=== AIM ===
The answer should be a single number: how many lines of the entries below hold the word "lesson".

Some records:
>> begin
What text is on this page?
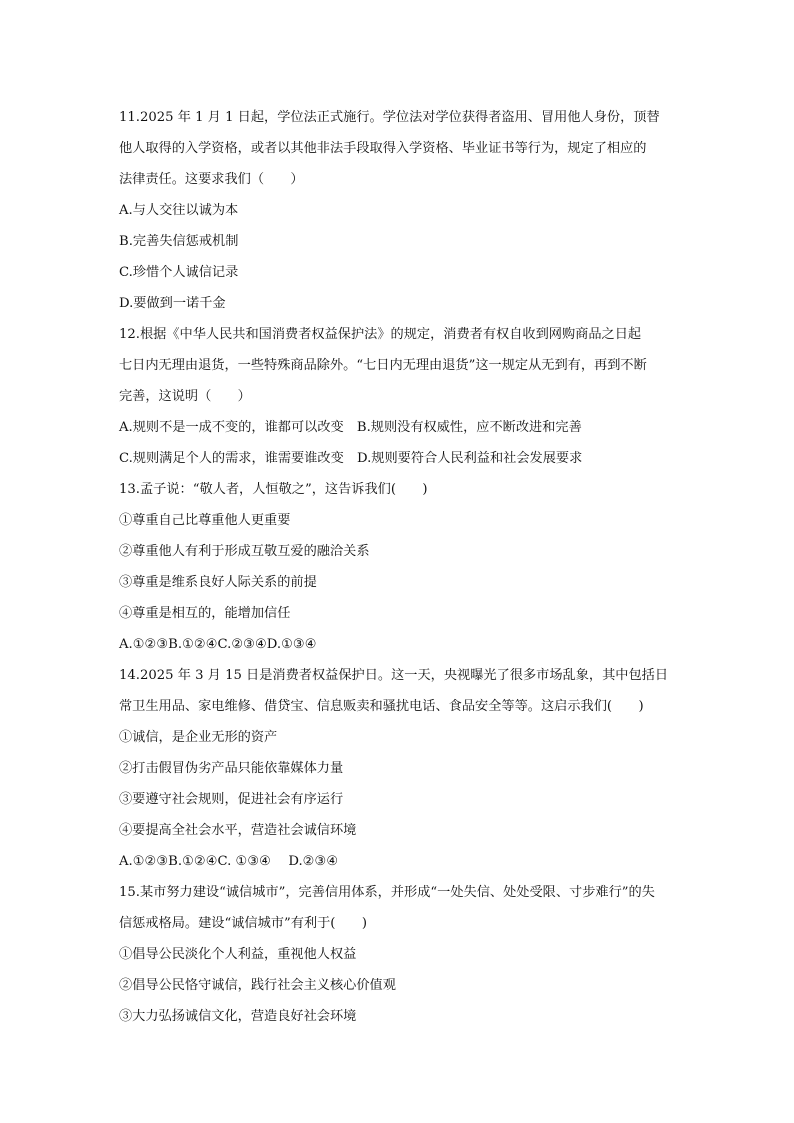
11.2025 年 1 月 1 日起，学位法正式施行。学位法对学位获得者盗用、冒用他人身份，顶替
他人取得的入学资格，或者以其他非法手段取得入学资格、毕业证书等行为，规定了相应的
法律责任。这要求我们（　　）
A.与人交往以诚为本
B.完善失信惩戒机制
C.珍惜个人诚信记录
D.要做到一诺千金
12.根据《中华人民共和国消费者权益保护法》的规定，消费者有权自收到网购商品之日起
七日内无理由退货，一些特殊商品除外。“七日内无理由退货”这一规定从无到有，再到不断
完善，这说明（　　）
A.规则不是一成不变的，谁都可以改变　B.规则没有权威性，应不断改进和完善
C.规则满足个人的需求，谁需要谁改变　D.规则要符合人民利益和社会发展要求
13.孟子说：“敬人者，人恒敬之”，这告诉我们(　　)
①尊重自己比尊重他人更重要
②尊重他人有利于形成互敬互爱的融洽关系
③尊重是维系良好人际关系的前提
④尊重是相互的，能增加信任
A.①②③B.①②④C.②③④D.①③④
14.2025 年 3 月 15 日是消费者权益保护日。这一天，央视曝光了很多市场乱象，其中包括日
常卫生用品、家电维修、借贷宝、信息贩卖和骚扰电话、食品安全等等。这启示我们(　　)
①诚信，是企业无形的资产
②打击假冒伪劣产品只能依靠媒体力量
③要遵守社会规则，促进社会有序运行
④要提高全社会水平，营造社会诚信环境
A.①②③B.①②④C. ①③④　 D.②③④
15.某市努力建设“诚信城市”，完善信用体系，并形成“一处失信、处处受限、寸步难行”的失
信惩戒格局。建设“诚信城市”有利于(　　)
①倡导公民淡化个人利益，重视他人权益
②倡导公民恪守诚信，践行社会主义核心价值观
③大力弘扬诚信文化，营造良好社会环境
>> end
>> begin
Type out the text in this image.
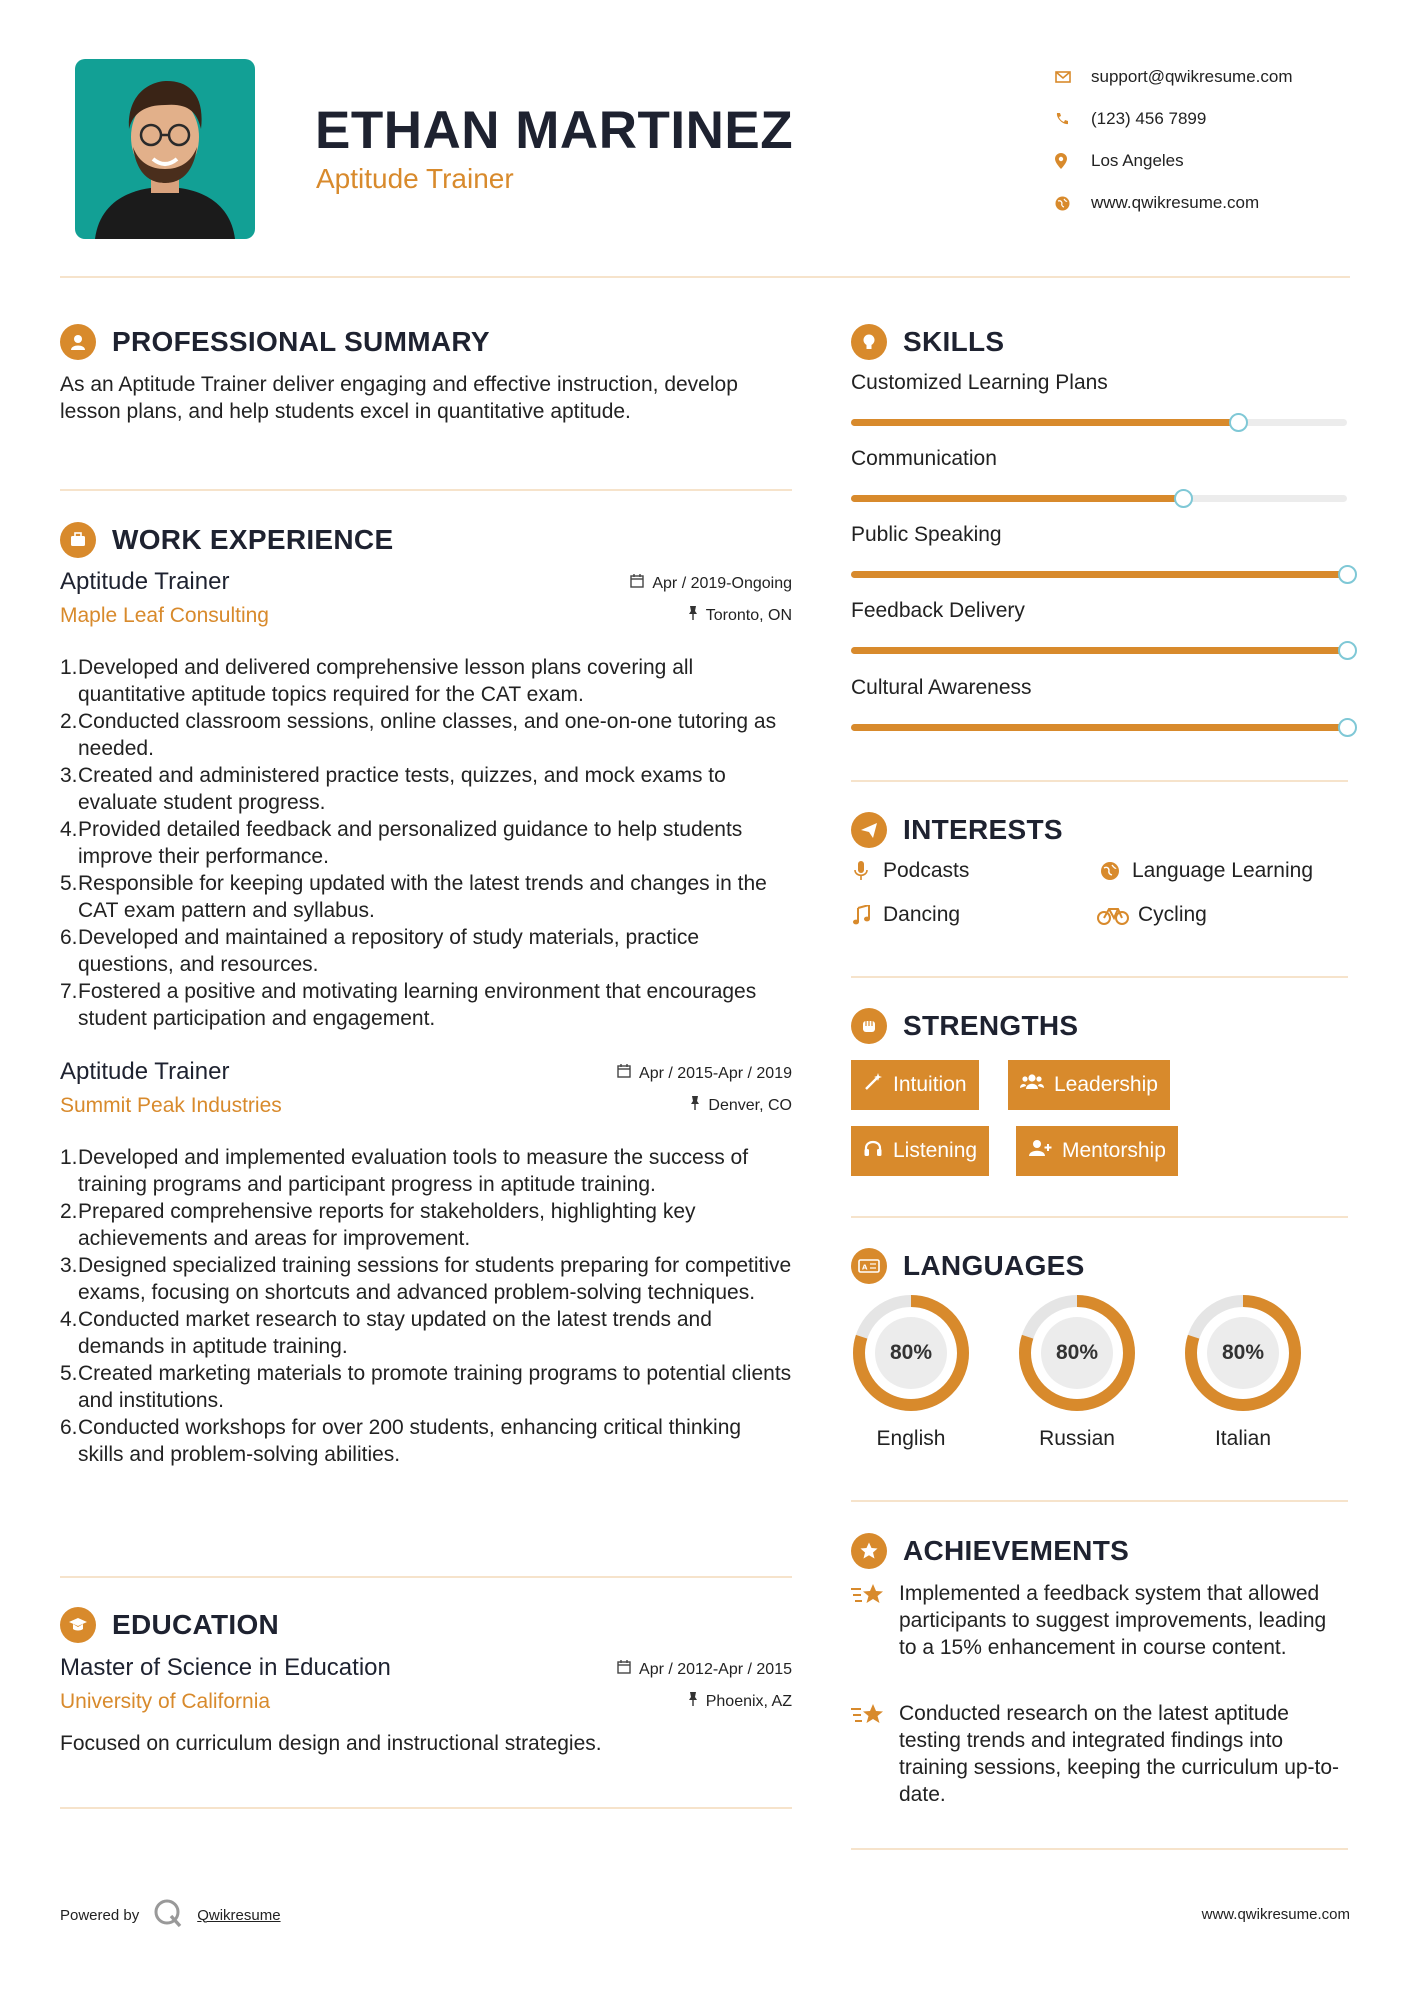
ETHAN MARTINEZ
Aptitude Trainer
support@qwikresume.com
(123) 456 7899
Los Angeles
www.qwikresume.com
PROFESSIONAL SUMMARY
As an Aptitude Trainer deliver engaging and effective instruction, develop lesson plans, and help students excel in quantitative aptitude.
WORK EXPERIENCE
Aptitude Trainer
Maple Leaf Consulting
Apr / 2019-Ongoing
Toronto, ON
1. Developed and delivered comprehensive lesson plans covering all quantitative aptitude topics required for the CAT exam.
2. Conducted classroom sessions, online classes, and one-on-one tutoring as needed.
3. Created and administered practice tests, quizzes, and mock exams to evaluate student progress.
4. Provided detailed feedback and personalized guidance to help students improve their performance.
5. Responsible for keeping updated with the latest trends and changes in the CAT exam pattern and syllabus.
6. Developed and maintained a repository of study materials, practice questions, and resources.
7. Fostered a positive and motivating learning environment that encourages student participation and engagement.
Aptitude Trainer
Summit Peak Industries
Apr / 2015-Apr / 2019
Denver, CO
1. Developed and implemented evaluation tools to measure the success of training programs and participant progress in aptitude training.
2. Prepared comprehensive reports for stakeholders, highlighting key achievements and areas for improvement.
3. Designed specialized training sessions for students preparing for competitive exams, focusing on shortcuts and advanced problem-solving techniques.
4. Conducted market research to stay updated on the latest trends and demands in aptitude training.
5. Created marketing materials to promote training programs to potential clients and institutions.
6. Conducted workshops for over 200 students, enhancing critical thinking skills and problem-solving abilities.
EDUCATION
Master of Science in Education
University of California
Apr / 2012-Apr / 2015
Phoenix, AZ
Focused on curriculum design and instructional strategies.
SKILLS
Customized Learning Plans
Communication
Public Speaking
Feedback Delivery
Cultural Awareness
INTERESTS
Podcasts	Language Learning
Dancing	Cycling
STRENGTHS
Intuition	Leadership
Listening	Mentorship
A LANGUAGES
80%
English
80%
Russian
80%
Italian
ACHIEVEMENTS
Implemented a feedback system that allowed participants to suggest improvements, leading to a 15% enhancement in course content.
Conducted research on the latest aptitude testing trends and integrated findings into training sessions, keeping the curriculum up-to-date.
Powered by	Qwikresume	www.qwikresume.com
>> end
=== ANSWER TO THIS PROBLEM ===
2